■ Exercise directions
Separate out the lines that hold "фабрики".

*** Provided information ***

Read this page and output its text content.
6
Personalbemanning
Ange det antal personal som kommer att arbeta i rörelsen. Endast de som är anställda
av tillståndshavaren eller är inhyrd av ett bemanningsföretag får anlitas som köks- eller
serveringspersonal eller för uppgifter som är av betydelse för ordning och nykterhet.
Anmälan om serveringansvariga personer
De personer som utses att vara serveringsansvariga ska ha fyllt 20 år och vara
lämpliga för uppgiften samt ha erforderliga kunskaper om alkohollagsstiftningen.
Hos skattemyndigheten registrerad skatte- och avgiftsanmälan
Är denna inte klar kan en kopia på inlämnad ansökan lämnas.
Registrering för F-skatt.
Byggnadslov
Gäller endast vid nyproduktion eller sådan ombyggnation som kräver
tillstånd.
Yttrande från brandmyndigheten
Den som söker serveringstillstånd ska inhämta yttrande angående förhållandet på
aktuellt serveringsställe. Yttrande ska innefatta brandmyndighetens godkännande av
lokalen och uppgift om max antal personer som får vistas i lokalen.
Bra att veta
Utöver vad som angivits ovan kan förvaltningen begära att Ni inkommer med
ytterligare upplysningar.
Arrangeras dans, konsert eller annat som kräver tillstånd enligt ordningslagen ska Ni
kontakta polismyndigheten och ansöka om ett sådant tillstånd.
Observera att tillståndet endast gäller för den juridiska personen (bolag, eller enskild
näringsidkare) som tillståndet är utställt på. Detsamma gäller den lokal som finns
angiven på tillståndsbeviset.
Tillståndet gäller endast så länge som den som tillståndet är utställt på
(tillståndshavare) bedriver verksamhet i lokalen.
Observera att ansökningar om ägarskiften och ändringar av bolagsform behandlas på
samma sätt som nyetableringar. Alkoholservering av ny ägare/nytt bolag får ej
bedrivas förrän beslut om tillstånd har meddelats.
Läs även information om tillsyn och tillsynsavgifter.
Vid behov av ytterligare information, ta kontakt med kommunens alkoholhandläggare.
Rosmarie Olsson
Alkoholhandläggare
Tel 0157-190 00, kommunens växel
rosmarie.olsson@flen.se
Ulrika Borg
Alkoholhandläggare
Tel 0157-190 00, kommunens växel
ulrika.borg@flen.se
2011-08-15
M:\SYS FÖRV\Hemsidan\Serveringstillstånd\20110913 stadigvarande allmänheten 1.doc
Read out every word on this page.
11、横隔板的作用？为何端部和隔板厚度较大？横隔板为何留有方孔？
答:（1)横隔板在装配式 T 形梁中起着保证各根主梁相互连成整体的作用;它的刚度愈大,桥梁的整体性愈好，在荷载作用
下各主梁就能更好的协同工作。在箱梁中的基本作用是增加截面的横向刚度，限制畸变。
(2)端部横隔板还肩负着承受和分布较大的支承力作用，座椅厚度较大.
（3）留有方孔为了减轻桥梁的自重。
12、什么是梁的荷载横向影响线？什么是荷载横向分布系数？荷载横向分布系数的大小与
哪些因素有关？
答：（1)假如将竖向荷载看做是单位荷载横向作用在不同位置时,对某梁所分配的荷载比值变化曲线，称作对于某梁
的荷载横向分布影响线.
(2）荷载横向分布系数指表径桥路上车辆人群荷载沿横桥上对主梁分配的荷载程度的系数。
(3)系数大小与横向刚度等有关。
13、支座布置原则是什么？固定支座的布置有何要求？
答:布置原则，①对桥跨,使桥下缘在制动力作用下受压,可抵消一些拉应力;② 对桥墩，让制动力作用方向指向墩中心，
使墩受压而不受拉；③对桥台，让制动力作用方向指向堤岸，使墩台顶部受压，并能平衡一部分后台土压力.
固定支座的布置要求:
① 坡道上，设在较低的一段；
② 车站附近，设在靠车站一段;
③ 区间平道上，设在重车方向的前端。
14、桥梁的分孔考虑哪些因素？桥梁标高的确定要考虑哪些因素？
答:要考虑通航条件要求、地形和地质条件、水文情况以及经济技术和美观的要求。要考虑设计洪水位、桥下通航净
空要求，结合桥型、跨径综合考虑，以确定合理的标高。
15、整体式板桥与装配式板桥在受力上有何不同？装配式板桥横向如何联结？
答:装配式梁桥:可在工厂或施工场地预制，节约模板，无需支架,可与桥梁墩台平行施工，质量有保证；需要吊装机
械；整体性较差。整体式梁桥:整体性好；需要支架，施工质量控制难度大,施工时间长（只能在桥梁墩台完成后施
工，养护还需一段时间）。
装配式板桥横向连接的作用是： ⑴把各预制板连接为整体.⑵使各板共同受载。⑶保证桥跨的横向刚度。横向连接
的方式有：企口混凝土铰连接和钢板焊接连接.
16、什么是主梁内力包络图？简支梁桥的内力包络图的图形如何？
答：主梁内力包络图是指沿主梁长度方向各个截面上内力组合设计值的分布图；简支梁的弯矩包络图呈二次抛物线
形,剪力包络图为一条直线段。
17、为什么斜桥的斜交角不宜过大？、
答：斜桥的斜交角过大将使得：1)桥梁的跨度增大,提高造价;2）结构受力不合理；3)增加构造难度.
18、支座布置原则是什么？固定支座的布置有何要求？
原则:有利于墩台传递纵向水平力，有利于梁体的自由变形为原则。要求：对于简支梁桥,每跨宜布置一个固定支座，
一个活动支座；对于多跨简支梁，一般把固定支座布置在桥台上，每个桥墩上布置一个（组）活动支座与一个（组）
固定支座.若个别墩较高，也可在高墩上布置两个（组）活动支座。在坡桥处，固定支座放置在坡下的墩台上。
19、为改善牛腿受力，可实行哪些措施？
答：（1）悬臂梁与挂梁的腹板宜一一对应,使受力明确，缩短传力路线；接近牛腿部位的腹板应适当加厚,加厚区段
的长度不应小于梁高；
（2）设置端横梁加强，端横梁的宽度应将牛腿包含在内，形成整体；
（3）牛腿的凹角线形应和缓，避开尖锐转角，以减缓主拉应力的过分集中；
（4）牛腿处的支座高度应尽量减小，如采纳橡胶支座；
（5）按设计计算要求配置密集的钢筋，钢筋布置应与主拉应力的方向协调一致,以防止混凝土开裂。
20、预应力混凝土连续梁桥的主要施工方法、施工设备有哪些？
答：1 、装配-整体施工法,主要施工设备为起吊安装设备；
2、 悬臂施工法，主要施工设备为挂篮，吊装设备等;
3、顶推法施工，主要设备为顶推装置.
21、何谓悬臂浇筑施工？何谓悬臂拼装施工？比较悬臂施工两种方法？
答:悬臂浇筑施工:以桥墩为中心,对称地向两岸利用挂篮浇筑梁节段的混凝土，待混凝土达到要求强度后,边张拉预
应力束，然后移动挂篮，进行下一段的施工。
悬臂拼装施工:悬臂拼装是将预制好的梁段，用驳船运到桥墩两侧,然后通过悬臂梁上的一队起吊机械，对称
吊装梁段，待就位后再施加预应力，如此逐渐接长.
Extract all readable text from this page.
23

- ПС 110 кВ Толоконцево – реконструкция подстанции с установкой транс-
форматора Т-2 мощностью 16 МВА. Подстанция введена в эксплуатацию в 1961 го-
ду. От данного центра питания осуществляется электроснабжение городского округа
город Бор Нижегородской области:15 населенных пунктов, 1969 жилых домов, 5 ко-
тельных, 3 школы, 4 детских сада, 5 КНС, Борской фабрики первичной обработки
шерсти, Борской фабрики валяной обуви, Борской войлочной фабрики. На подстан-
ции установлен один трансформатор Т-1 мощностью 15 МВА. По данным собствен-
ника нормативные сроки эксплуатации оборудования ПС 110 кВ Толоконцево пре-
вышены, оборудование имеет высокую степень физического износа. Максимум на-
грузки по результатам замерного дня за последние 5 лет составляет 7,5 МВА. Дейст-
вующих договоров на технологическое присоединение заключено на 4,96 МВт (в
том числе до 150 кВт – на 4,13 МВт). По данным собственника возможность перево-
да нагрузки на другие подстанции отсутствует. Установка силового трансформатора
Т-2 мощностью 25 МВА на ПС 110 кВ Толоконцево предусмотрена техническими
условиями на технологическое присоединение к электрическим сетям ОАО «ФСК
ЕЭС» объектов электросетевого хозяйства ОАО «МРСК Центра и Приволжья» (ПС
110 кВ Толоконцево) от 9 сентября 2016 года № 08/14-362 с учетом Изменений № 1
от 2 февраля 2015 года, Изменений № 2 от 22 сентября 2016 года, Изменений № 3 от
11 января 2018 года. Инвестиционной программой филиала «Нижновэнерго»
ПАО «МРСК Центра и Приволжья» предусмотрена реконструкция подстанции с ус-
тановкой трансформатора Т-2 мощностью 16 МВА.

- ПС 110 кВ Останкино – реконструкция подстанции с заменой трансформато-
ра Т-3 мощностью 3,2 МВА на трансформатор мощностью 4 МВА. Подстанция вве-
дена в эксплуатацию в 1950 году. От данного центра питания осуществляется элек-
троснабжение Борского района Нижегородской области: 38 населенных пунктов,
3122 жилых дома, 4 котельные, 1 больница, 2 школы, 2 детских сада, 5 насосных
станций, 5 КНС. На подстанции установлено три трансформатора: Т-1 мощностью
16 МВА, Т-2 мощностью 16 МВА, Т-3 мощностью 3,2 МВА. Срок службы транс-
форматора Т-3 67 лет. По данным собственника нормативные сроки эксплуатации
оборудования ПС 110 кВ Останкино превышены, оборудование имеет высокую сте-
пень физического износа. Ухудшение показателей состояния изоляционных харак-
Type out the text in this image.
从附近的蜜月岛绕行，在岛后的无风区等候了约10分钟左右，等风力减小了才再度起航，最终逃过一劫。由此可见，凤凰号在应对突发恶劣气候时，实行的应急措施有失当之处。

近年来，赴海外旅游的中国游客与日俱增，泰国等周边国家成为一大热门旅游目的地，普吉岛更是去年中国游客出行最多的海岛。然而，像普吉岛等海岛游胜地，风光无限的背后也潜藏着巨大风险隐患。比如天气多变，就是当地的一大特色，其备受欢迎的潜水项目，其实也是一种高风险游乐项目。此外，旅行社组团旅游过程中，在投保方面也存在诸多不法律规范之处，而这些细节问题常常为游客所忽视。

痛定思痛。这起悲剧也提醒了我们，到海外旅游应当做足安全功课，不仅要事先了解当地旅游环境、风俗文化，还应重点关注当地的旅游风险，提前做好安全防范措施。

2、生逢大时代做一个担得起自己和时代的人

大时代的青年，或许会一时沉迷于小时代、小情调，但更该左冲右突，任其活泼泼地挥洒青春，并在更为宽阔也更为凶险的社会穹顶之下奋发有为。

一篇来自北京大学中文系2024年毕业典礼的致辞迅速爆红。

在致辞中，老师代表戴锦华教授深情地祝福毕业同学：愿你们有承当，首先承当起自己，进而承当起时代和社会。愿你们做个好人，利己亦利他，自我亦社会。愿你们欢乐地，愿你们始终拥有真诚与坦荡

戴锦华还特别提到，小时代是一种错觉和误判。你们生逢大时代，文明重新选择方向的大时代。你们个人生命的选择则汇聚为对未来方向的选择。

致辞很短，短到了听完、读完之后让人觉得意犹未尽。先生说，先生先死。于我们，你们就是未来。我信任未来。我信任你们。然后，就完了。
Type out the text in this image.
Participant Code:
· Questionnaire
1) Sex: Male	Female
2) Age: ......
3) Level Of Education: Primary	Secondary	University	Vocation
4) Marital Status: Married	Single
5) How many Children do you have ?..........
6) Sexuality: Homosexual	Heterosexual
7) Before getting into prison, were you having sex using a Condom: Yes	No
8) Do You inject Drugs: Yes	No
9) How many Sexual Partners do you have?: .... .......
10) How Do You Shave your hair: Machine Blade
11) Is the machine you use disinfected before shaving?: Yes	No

***

■ Written response
тельных, 3 школы, 4 детских сада, 5 КНС, Борской фабрики первичной обработки
шерсти, Борской фабрики валяной обуви, Борской войлочной фабрики. На подстан-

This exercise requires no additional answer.